Task objective
Determine the number of lines that have the string "号箱子里摸到绿球的可能性为" in them, and give only that number.

(Entries from a dataset)
━━━━━━━━━━━━━━━━━━━━━━━━━━━━━━

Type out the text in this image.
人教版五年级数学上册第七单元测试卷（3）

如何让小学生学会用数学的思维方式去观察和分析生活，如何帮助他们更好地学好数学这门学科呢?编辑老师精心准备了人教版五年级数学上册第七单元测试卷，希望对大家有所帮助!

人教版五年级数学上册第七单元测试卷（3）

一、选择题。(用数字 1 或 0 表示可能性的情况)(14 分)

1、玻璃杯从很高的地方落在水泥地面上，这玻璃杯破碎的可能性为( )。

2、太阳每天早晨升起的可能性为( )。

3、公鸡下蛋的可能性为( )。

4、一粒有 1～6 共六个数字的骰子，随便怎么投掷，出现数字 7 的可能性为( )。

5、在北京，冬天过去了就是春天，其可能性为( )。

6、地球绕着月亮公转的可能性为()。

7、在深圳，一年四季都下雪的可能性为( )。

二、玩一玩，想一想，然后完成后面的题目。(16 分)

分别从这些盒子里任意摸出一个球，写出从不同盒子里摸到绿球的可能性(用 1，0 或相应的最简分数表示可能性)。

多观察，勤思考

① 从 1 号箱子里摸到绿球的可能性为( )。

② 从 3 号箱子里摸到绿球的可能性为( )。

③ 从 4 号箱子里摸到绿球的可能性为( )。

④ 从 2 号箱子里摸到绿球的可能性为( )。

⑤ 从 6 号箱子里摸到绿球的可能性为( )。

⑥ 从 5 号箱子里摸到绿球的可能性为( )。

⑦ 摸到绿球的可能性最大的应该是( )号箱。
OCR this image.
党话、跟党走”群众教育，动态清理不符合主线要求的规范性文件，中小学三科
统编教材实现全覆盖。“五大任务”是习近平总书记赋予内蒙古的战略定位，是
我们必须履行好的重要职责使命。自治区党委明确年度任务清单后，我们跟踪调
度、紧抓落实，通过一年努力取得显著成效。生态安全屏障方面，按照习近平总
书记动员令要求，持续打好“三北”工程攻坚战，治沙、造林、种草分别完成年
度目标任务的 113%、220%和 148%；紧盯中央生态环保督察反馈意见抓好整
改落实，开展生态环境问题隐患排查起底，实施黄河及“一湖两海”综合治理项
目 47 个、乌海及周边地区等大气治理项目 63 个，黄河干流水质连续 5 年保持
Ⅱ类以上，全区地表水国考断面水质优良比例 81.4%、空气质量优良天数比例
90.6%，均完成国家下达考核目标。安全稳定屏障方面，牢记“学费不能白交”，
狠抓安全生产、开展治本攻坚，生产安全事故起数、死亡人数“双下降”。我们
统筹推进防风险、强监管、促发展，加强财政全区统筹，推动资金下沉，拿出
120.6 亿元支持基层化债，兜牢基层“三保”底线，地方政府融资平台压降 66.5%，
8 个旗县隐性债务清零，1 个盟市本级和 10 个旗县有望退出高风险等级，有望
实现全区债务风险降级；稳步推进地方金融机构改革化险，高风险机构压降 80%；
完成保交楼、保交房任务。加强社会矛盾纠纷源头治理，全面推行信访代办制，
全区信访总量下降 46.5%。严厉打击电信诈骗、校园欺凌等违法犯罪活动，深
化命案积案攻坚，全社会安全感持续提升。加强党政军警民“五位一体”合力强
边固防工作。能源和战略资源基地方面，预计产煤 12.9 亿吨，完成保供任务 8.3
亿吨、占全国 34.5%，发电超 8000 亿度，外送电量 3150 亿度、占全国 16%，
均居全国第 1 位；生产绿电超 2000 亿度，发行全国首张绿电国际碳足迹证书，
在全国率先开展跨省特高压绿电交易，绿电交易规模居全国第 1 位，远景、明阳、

━━━━━━━━━━━━━━━━━━━━━━━━━━━━━━

Answer for this exercise
6